**DIRECTION:**
Copy out every line containing the word "假戏真做".

**SUPPLIED ENTRIES:**
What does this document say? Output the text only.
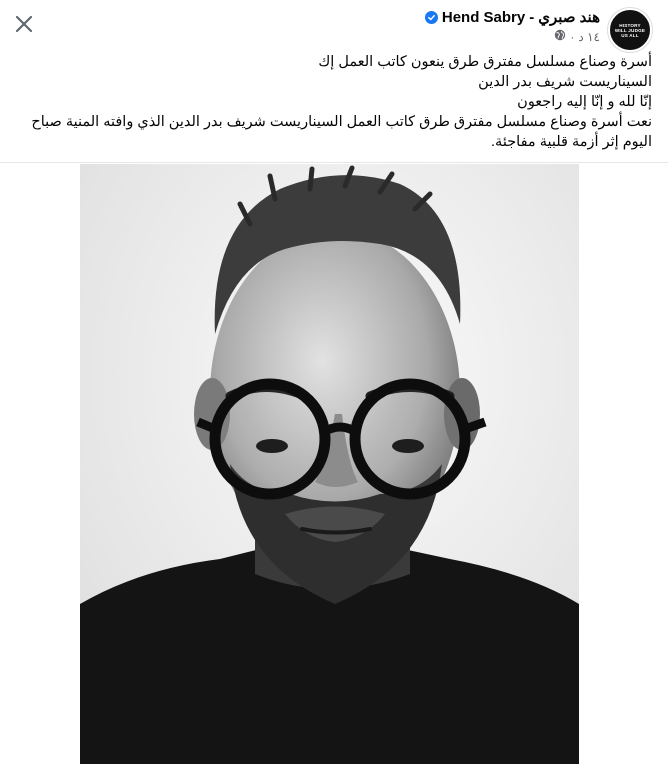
HISTORY WILL JUDGE US ALL
هند صبري
-
Hend Sabry
١٤ د
·
أسرة وصناع مسلسل مفترق طرق ينعون كاتب العمل إك
السيناريست شريف بدر الدين
إنّا لله و إنّا إليه راجعون
نعت أسرة وصناع مسلسل مفترق طرق كاتب العمل السيناريست شريف بدر الدين الذي وافته المنية صباح
اليوم إثر أزمة قلبية مفاجئة.
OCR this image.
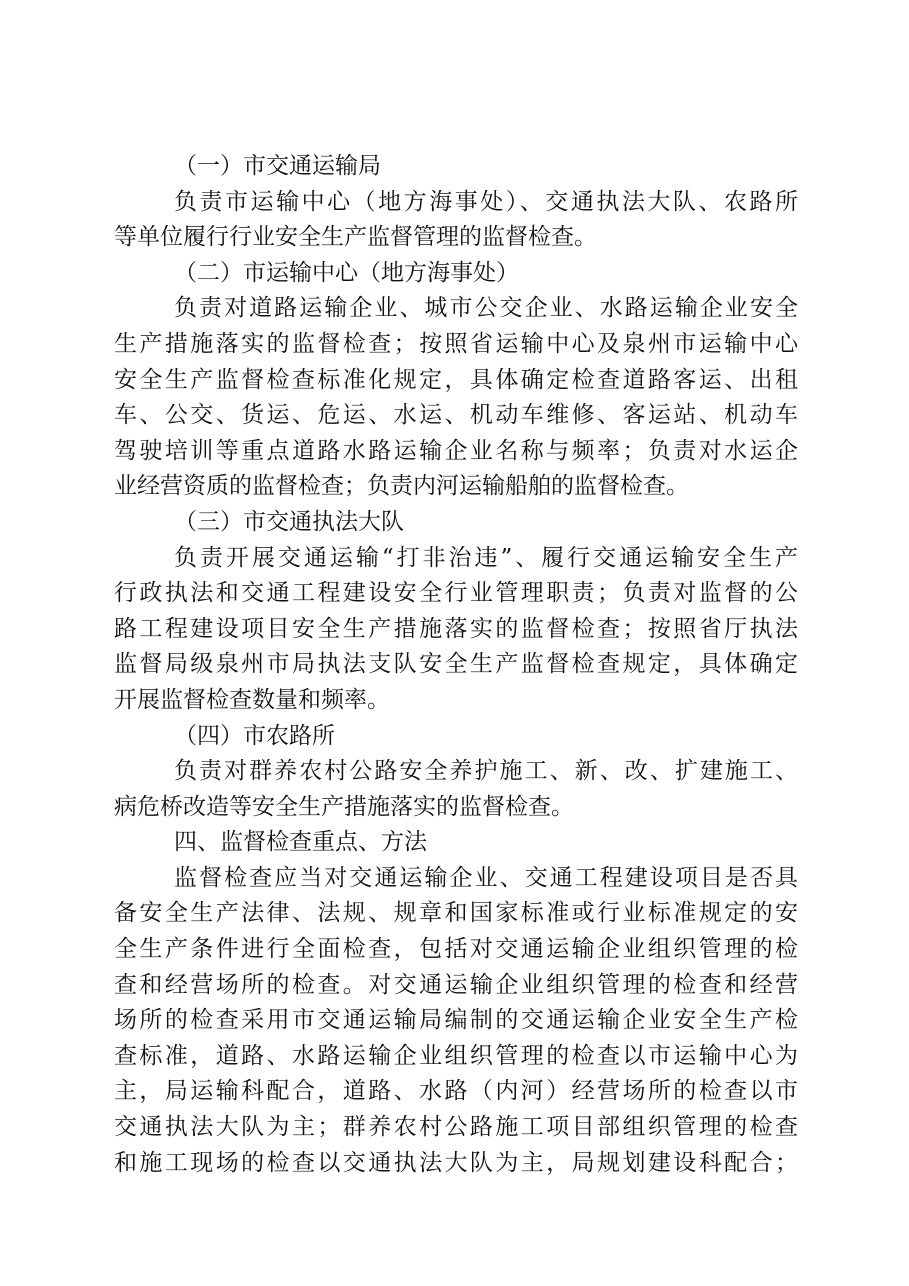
（一）市交通运输局
负责市运输中心（地方海事处）、交通执法大队、农路所
等单位履行行业安全生产监督管理的监督检查。
（二）市运输中心（地方海事处）
负责对道路运输企业、城市公交企业、水路运输企业安全
生产措施落实的监督检查；按照省运输中心及泉州市运输中心
安全生产监督检查标准化规定，具体确定检查道路客运、出租
车、公交、货运、危运、水运、机动车维修、客运站、机动车
驾驶培训等重点道路水路运输企业名称与频率；负责对水运企
业经营资质的监督检查；负责内河运输船舶的监督检查。
（三）市交通执法大队
负责开展交通运输“打非治违”、履行交通运输安全生产
行政执法和交通工程建设安全行业管理职责；负责对监督的公
路工程建设项目安全生产措施落实的监督检查；按照省厅执法
监督局级泉州市局执法支队安全生产监督检查规定，具体确定
开展监督检查数量和频率。
（四）市农路所
负责对群养农村公路安全养护施工、新、改、扩建施工、
病危桥改造等安全生产措施落实的监督检查。
四、监督检查重点、方法
监督检查应当对交通运输企业、交通工程建设项目是否具
备安全生产法律、法规、规章和国家标准或行业标准规定的安
全生产条件进行全面检查，包括对交通运输企业组织管理的检
查和经营场所的检查。对交通运输企业组织管理的检查和经营
场所的检查采用市交通运输局编制的交通运输企业安全生产检
查标准，道路、水路运输企业组织管理的检查以市运输中心为
主，局运输科配合，道路、水路（内河）经营场所的检查以市
交通执法大队为主；群养农村公路施工项目部组织管理的检查
和施工现场的检查以交通执法大队为主，局规划建设科配合；
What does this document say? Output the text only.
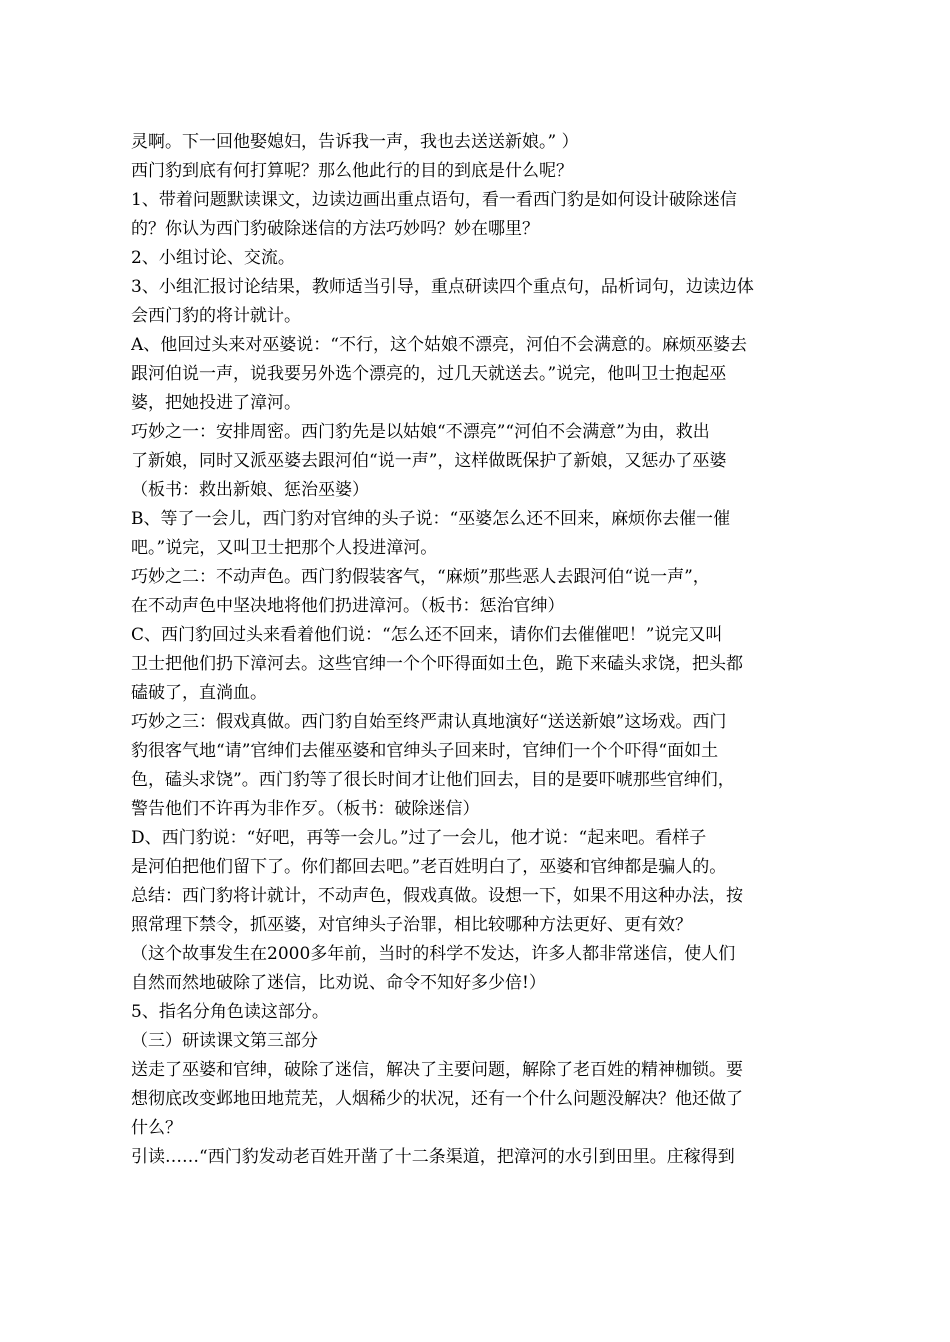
灵啊。下一回他娶媳妇，告诉我一声，我也去送送新娘。” ）
西门豹到底有何打算呢？那么他此行的目的到底是什么呢？
1、带着问题默读课文，边读边画出重点语句，看一看西门豹是如何设计破除迷信
的？你认为西门豹破除迷信的方法巧妙吗？妙在哪里？
2、小组讨论、交流。
3、小组汇报讨论结果，教师适当引导，重点研读四个重点句，品析词句，边读边体
会西门豹的将计就计。
A、他回过头来对巫婆说：“不行，这个姑娘不漂亮，河伯不会满意的。麻烦巫婆去
跟河伯说一声，说我要另外选个漂亮的，过几天就送去。”说完，他叫卫士抱起巫
婆，把她投进了漳河。
巧妙之一：安排周密。西门豹先是以姑娘“不漂亮”“河伯不会满意”为由，救出
了新娘，同时又派巫婆去跟河伯“说一声”，这样做既保护了新娘，又惩办了巫婆
（板书：救出新娘、惩治巫婆）
B、等了一会儿，西门豹对官绅的头子说：“巫婆怎么还不回来，麻烦你去催一催
吧。”说完，又叫卫士把那个人投进漳河。
巧妙之二：不动声色。西门豹假装客气，“麻烦”那些恶人去跟河伯“说一声”，
在不动声色中坚决地将他们扔进漳河。（板书：惩治官绅）
C、西门豹回过头来看着他们说：“怎么还不回来，请你们去催催吧！”说完又叫
卫士把他们扔下漳河去。这些官绅一个个吓得面如土色，跪下来磕头求饶，把头都
磕破了，直淌血。
巧妙之三：假戏真做。西门豹自始至终严肃认真地演好“送送新娘”这场戏。西门
豹很客气地“请”官绅们去催巫婆和官绅头子回来时，官绅们一个个吓得“面如土
色，磕头求饶”。西门豹等了很长时间才让他们回去，目的是要吓唬那些官绅们，
警告他们不许再为非作歹。（板书：破除迷信）
D、西门豹说：“好吧，再等一会儿。”过了一会儿，他才说：“起来吧。看样子
是河伯把他们留下了。你们都回去吧。”老百姓明白了，巫婆和官绅都是骗人的。
总结：西门豹将计就计，不动声色，假戏真做。设想一下，如果不用这种办法，按
照常理下禁令，抓巫婆，对官绅头子治罪，相比较哪种方法更好、更有效？
（这个故事发生在2000多年前，当时的科学不发达，许多人都非常迷信，使人们
自然而然地破除了迷信，比劝说、命令不知好多少倍!）
5、指名分角色读这部分。
（三）研读课文第三部分
送走了巫婆和官绅，破除了迷信，解决了主要问题，解除了老百姓的精神枷锁。要
想彻底改变邺地田地荒芜，人烟稀少的状况，还有一个什么问题没解决？他还做了
什么？
引读……“西门豹发动老百姓开凿了十二条渠道，把漳河的水引到田里。庄稼得到
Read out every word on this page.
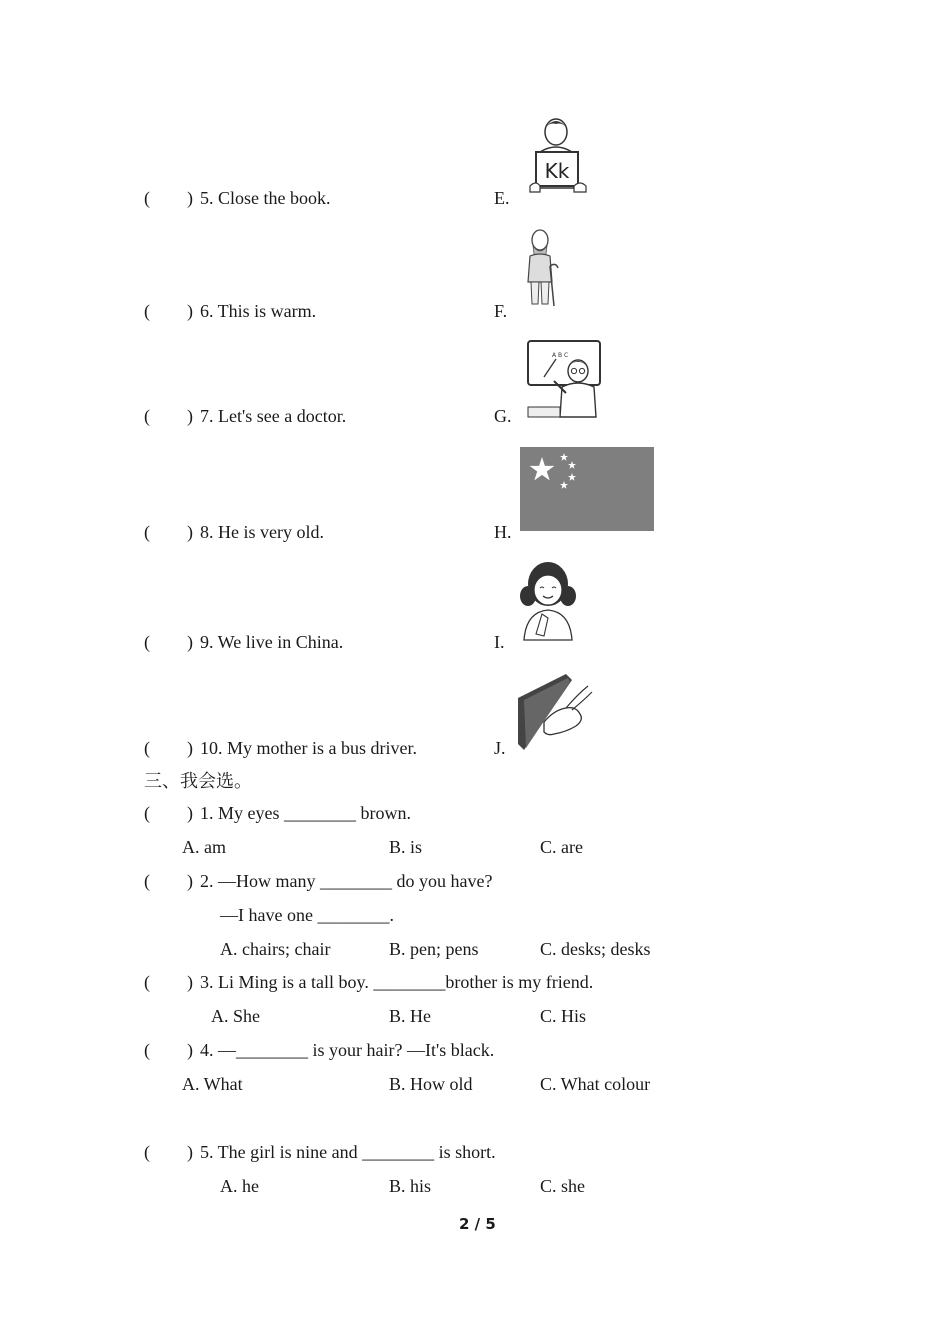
( ) 5. Close the book.	E.
( ) 6. This is warm.	F.
( ) 7. Let's see a doctor.	G.
( ) 8. He is very old.	H.
( ) 9. We live in China.	I.
( ) 10. My mother is a bus driver.	J.
Kk
A B C
三、我会选。
( ) 1. My eyes ________ brown.
A. am	B. is	C. are
( ) 2. —How many ________ do you have?
—I have one ________.
A. chairs; chair	B. pen; pens	C. desks; desks
( ) 3. Li Ming is a tall boy. ________brother is my friend.
A. She	B. He	C. His
( ) 4. —________ is your hair? —It's black.
A. What	B. How old	C. What colour
( ) 5. The girl is nine and ________ is short.
A. he	B. his	C. she
2 / 5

**OUTPUT:**
巧妙之三：假戏真做。西门豹自始至终严肃认真地演好“送送新娘”这场戏。西门
总结：西门豹将计就计，不动声色，假戏真做。设想一下，如果不用这种办法，按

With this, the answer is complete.